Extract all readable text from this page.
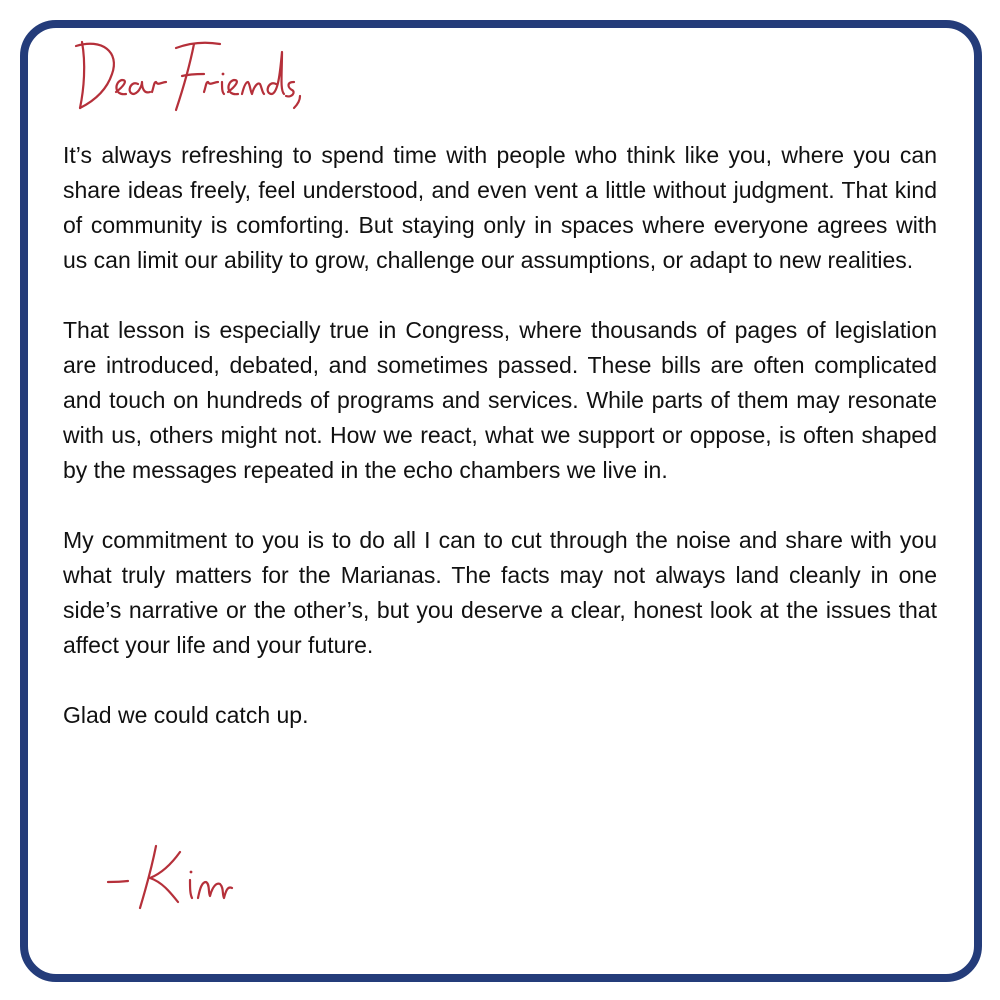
It’s always refreshing to spend time with people who think like you, where you can share ideas freely, feel understood, and even vent a little without judgment. That kind of community is comforting. But staying only in spaces where everyone agrees with us can limit our ability to grow, challenge our assumptions, or adapt to new realities.

That lesson is especially true in Congress, where thousands of pages of legislation are introduced, debated, and sometimes passed. These bills are often complicated and touch on hundreds of programs and services. While parts of them may resonate with us, others might not. How we react, what we support or oppose, is often shaped by the messages repeated in the echo chambers we live in.

My commitment to you is to do all I can to cut through the noise and share with you what truly matters for the Marianas. The facts may not always land cleanly in one side’s narrative or the other’s, but you deserve a clear, honest look at the issues that affect your life and your future.

Glad we could catch up.
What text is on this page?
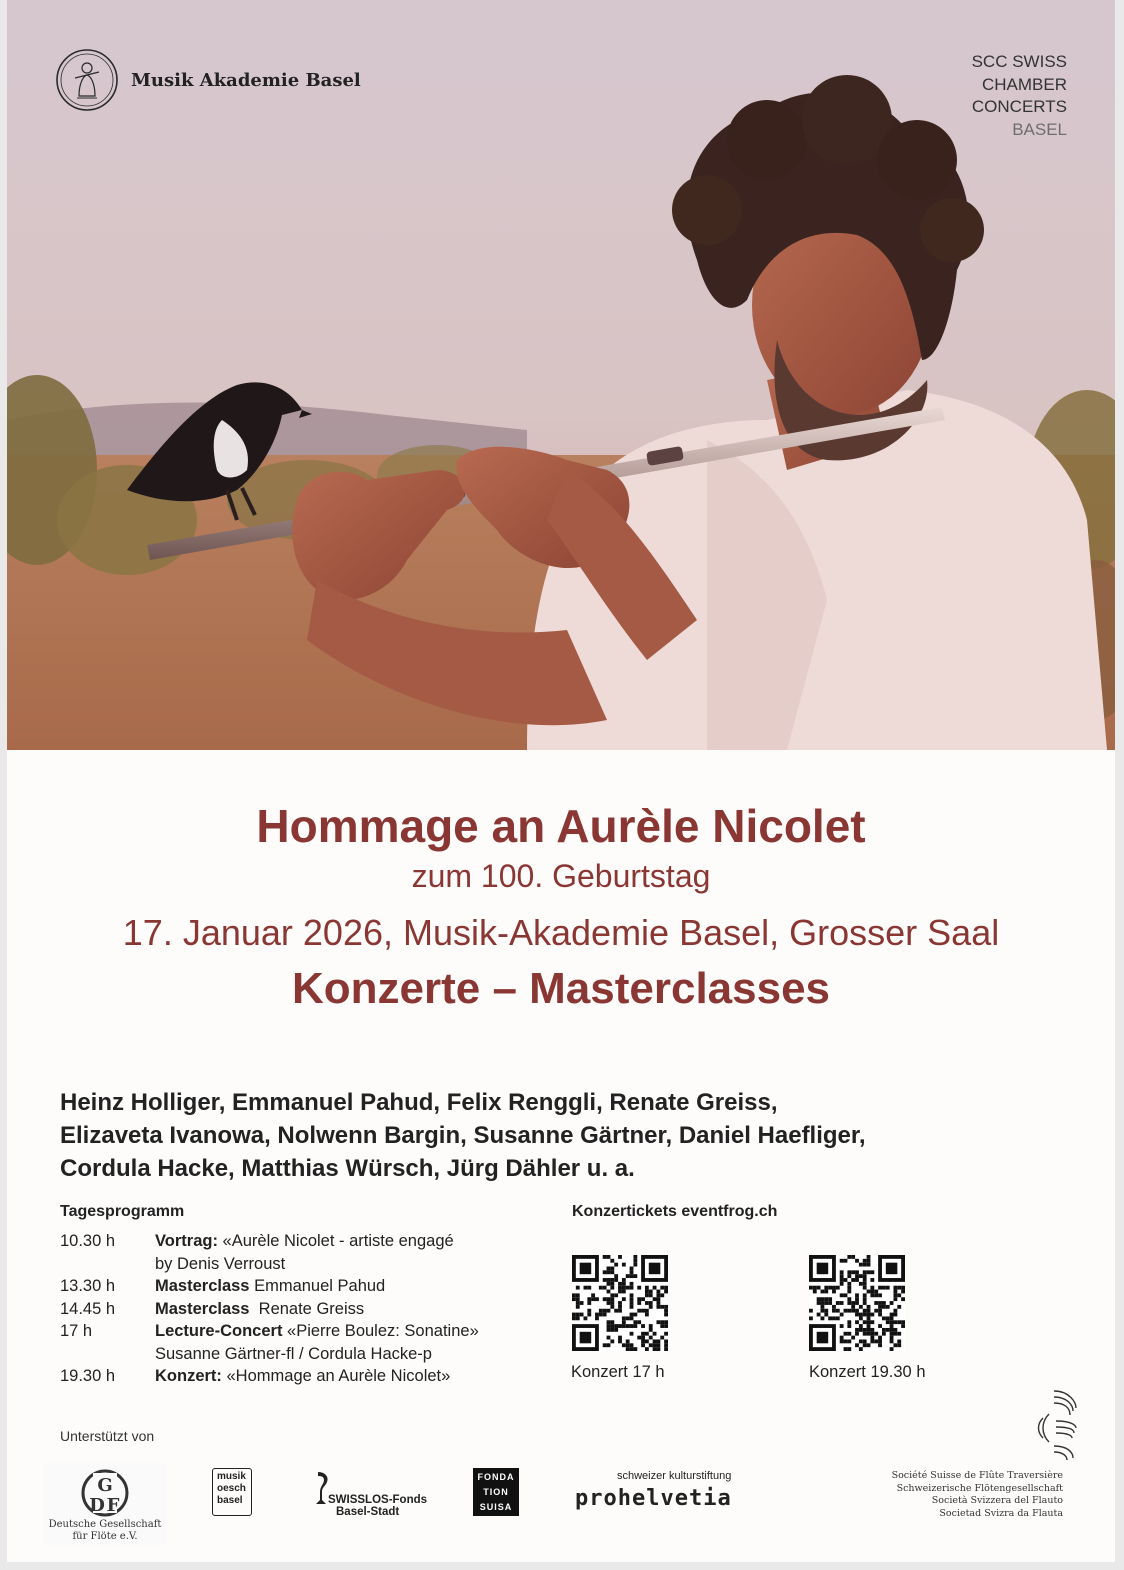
Musik Akademie Basel
SCC SWISS
CHAMBER
CONCERTS
BASEL
Hommage an Aurèle Nicolet
zum 100. Geburtstag
17. Januar 2026, Musik-Akademie Basel, Grosser Saal
Konzerte – Masterclasses
Heinz Holliger, Emmanuel Pahud, Felix Renggli, Renate Greiss,
Elizaveta Ivanowa, Nolwenn Bargin, Susanne Gärtner, Daniel Haefliger,
Cordula Hacke, Matthias Würsch, Jürg Dähler u. a.
Tagesprogramm
10.30 h	Vortrag: «Aurèle Nicolet - artiste engagé
by Denis Verroust
13.30 h	Masterclass Emmanuel Pahud
14.45 h	Masterclass  Renate Greiss
17 h	Lecture-Concert «Pierre Boulez: Sonatine»
Susanne Gärtner-fl / Cordula Hacke-p
19.30 h	Konzert: «Hommage an Aurèle Nicolet»
Konzertickets eventfrog.ch
Konzert 17 h	Konzert 19.30 h
Unterstützt von
G
D F
Deutsche Gesellschaft
für Flöte e.V.
musik
oesch
basel	SWISSLOS-Fonds
Basel-Stadt
FONDA
TION
SUISA
schweizer kulturstiftung
prohelvetia
Société Suisse de Flûte Traversière
Schweizerische Flötengesellschaft
Società Svizzera del Flauto
Societad Svizra da Flauta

○ ○ ○ ○ ○

### The task
Gather from the entries above all lines that include the string "this".

### Answer
Extract all readable text from this page.
What text is on this page?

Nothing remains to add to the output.